**WRITTEN REQUEST:** State the number of lines that contain the word "start", and add nothing else.

**Figure contents as structured data:**
++++++++++
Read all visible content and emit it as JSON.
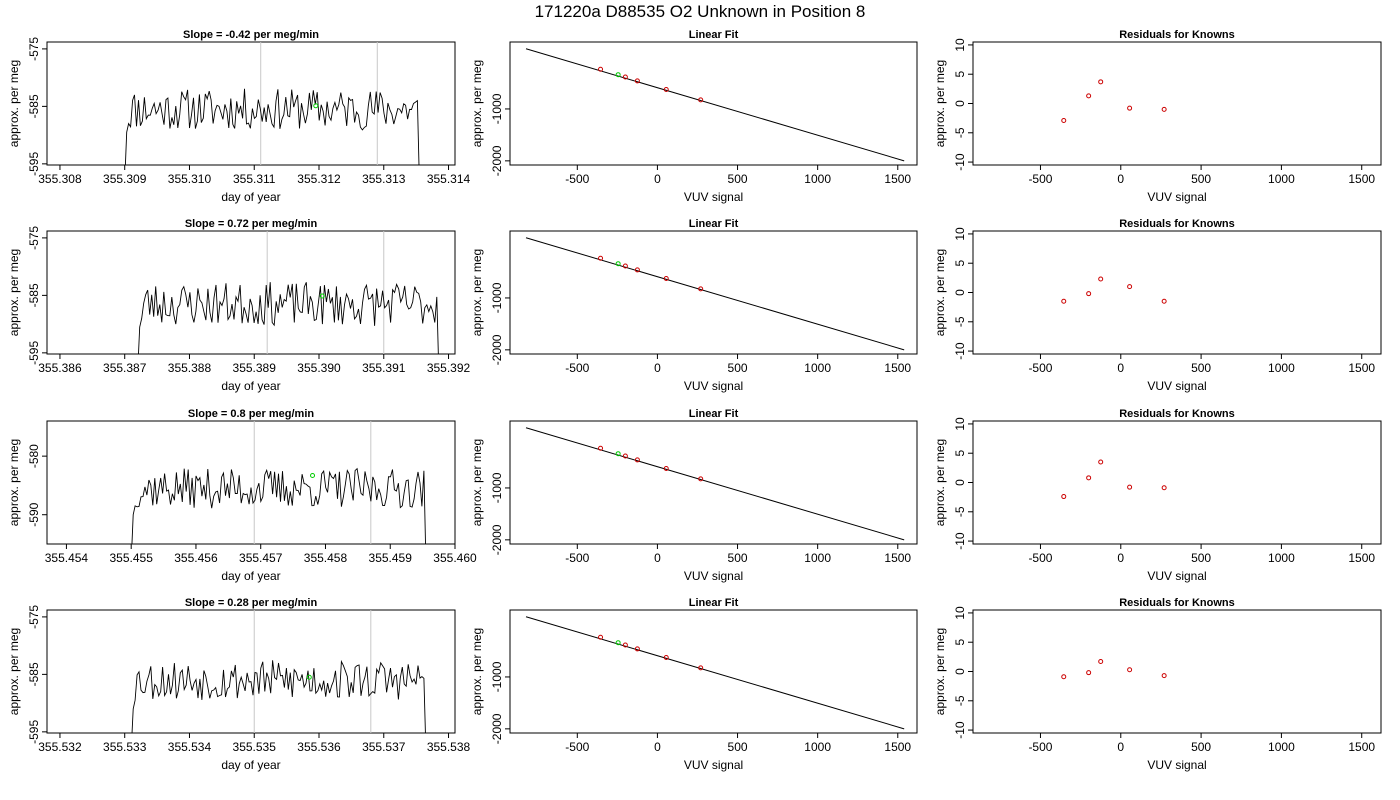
{
  "page_title": "171220a     D88535   O2 Unknown in Position  8",
  "colors": {
    "trace": "#000000",
    "fit_line": "#000000",
    "knowns": "#cc0000",
    "unknown": "#00cc00",
    "marker_lines": "#c8c8c8"
  },
  "chart_data": [
    {
      "type": "line",
      "row": 0,
      "title": "Slope =  -0.42  per meg/min",
      "xlabel": "day of year",
      "ylabel": "approx. per meg",
      "xlim": [
        355.3078,
        355.3141
      ],
      "ylim": [
        -595.2,
        -573.8
      ],
      "xticks": [
        "355.308",
        "355.309",
        "355.310",
        "355.311",
        "355.312",
        "355.313",
        "355.314"
      ],
      "yticks": [
        -575,
        -585,
        -595
      ],
      "vlines": [
        355.3111,
        355.3129
      ],
      "unknown_point": {
        "x": 355.31195,
        "y": -584.9
      },
      "series": [
        {
          "start": 355.309,
          "end": 355.31355,
          "seed": 11,
          "level": -585.5,
          "amp": 3.6,
          "rise": -589.5
        }
      ]
    },
    {
      "type": "scatter",
      "row": 0,
      "title": "Linear Fit",
      "xlabel": "VUV signal",
      "ylabel": "approx. per meg",
      "xlim": [
        -920,
        1620
      ],
      "ylim": [
        -2080,
        290
      ],
      "xticks": [
        -500,
        0,
        500,
        1000,
        1500
      ],
      "yticks": [
        -1000,
        -2000
      ],
      "fit_line": {
        "x": [
          -820,
          1540
        ],
        "y": [
          160,
          -2000
        ]
      },
      "knowns": [
        {
          "x": -355,
          "y": -235
        },
        {
          "x": -200,
          "y": -385
        },
        {
          "x": -125,
          "y": -460
        },
        {
          "x": 55,
          "y": -625
        },
        {
          "x": 270,
          "y": -825
        }
      ],
      "unknown": {
        "x": -245,
        "y": -340
      }
    },
    {
      "type": "scatter",
      "row": 0,
      "title": "Residuals for Knowns",
      "xlabel": "VUV signal",
      "ylabel": "approx. per meg",
      "xlim": [
        -920,
        1620
      ],
      "ylim": [
        -10.5,
        10.5
      ],
      "xticks": [
        -500,
        0,
        500,
        1000,
        1500
      ],
      "yticks": [
        10,
        5,
        0,
        -5,
        -10
      ],
      "points": [
        {
          "x": -355,
          "y": -2.9
        },
        {
          "x": -200,
          "y": 1.3
        },
        {
          "x": -125,
          "y": 3.7
        },
        {
          "x": 55,
          "y": -0.8
        },
        {
          "x": 270,
          "y": -1.0
        }
      ]
    },
    {
      "type": "line",
      "row": 1,
      "title": "Slope =  0.72  per meg/min",
      "xlabel": "day of year",
      "ylabel": "approx. per meg",
      "xlim": [
        355.3858,
        355.3921
      ],
      "ylim": [
        -595.2,
        -573.8
      ],
      "xticks": [
        "355.386",
        "355.387",
        "355.388",
        "355.389",
        "355.390",
        "355.391",
        "355.392"
      ],
      "yticks": [
        -575,
        -585,
        -595
      ],
      "vlines": [
        355.3892,
        355.391
      ],
      "unknown_point": {
        "x": 355.39005,
        "y": -585.1
      },
      "series": [
        {
          "start": 355.3872,
          "end": 355.39185,
          "seed": 23,
          "level": -586.5,
          "amp": 3.8,
          "rise": -590.5
        }
      ]
    },
    {
      "type": "scatter",
      "row": 1,
      "title": "Linear Fit",
      "xlabel": "VUV signal",
      "ylabel": "approx. per meg",
      "xlim": [
        -920,
        1620
      ],
      "ylim": [
        -2080,
        290
      ],
      "xticks": [
        -500,
        0,
        500,
        1000,
        1500
      ],
      "yticks": [
        -1000,
        -2000
      ],
      "fit_line": {
        "x": [
          -820,
          1540
        ],
        "y": [
          160,
          -2000
        ]
      },
      "knowns": [
        {
          "x": -355,
          "y": -235
        },
        {
          "x": -200,
          "y": -385
        },
        {
          "x": -125,
          "y": -460
        },
        {
          "x": 55,
          "y": -625
        },
        {
          "x": 270,
          "y": -825
        }
      ],
      "unknown": {
        "x": -245,
        "y": -340
      }
    },
    {
      "type": "scatter",
      "row": 1,
      "title": "Residuals for Knowns",
      "xlabel": "VUV signal",
      "ylabel": "approx. per meg",
      "xlim": [
        -920,
        1620
      ],
      "ylim": [
        -10.5,
        10.5
      ],
      "xticks": [
        -500,
        0,
        500,
        1000,
        1500
      ],
      "yticks": [
        10,
        5,
        0,
        -5,
        -10
      ],
      "points": [
        {
          "x": -355,
          "y": -1.5
        },
        {
          "x": -200,
          "y": -0.2
        },
        {
          "x": -125,
          "y": 2.3
        },
        {
          "x": 55,
          "y": 1.0
        },
        {
          "x": 270,
          "y": -1.5
        }
      ]
    },
    {
      "type": "line",
      "row": 2,
      "title": "Slope =  0.8  per meg/min",
      "xlabel": "day of year",
      "ylabel": "approx. per meg",
      "xlim": [
        355.4537,
        355.46
      ],
      "ylim": [
        -595.0,
        -574.0
      ],
      "xticks": [
        "355.454",
        "355.455",
        "355.456",
        "355.457",
        "355.458",
        "355.459",
        "355.460"
      ],
      "yticks": [
        -580,
        -590
      ],
      "vlines": [
        355.4569,
        355.4587
      ],
      "unknown_point": {
        "x": 355.4578,
        "y": -583.3
      },
      "series": [
        {
          "start": 355.455,
          "end": 355.45955,
          "seed": 37,
          "level": -585.5,
          "amp": 3.4,
          "rise": -590.0
        }
      ]
    },
    {
      "type": "scatter",
      "row": 2,
      "title": "Linear Fit",
      "xlabel": "VUV signal",
      "ylabel": "approx. per meg",
      "xlim": [
        -920,
        1620
      ],
      "ylim": [
        -2080,
        290
      ],
      "xticks": [
        -500,
        0,
        500,
        1000,
        1500
      ],
      "yticks": [
        -1000,
        -2000
      ],
      "fit_line": {
        "x": [
          -820,
          1540
        ],
        "y": [
          160,
          -2000
        ]
      },
      "knowns": [
        {
          "x": -355,
          "y": -235
        },
        {
          "x": -200,
          "y": -385
        },
        {
          "x": -125,
          "y": -460
        },
        {
          "x": 55,
          "y": -625
        },
        {
          "x": 270,
          "y": -825
        }
      ],
      "unknown": {
        "x": -245,
        "y": -340
      }
    },
    {
      "type": "scatter",
      "row": 2,
      "title": "Residuals for Knowns",
      "xlabel": "VUV signal",
      "ylabel": "approx. per meg",
      "xlim": [
        -920,
        1620
      ],
      "ylim": [
        -10.5,
        10.5
      ],
      "xticks": [
        -500,
        0,
        500,
        1000,
        1500
      ],
      "yticks": [
        10,
        5,
        0,
        -5,
        -10
      ],
      "points": [
        {
          "x": -355,
          "y": -2.4
        },
        {
          "x": -200,
          "y": 0.8
        },
        {
          "x": -125,
          "y": 3.5
        },
        {
          "x": 55,
          "y": -0.8
        },
        {
          "x": 270,
          "y": -0.9
        }
      ]
    },
    {
      "type": "line",
      "row": 3,
      "title": "Slope =  0.28  per meg/min",
      "xlabel": "day of year",
      "ylabel": "approx. per meg",
      "xlim": [
        355.5318,
        355.5381
      ],
      "ylim": [
        -595.2,
        -573.8
      ],
      "xticks": [
        "355.532",
        "355.533",
        "355.534",
        "355.535",
        "355.536",
        "355.537",
        "355.538"
      ],
      "yticks": [
        -575,
        -585,
        -595
      ],
      "vlines": [
        355.535,
        355.5368
      ],
      "unknown_point": {
        "x": 355.53585,
        "y": -585.5
      },
      "series": [
        {
          "start": 355.5331,
          "end": 355.53765,
          "seed": 53,
          "level": -586.0,
          "amp": 3.5,
          "rise": -591.0
        }
      ]
    },
    {
      "type": "scatter",
      "row": 3,
      "title": "Linear Fit",
      "xlabel": "VUV signal",
      "ylabel": "approx. per meg",
      "xlim": [
        -920,
        1620
      ],
      "ylim": [
        -2080,
        290
      ],
      "xticks": [
        -500,
        0,
        500,
        1000,
        1500
      ],
      "yticks": [
        -1000,
        -2000
      ],
      "fit_line": {
        "x": [
          -820,
          1540
        ],
        "y": [
          160,
          -2000
        ]
      },
      "knowns": [
        {
          "x": -355,
          "y": -235
        },
        {
          "x": -200,
          "y": -385
        },
        {
          "x": -125,
          "y": -460
        },
        {
          "x": 55,
          "y": -625
        },
        {
          "x": 270,
          "y": -825
        }
      ],
      "unknown": {
        "x": -245,
        "y": -340
      }
    },
    {
      "type": "scatter",
      "row": 3,
      "title": "Residuals for Knowns",
      "xlabel": "VUV signal",
      "ylabel": "approx. per meg",
      "xlim": [
        -920,
        1620
      ],
      "ylim": [
        -10.5,
        10.5
      ],
      "xticks": [
        -500,
        0,
        500,
        1000,
        1500
      ],
      "yticks": [
        10,
        5,
        0,
        -5,
        -10
      ],
      "points": [
        {
          "x": -355,
          "y": -0.9
        },
        {
          "x": -200,
          "y": -0.2
        },
        {
          "x": -125,
          "y": 1.7
        },
        {
          "x": 55,
          "y": 0.3
        },
        {
          "x": 270,
          "y": -0.7
        }
      ]
    }
  ]
}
++++++++++
**TASK OUTPUT:** 4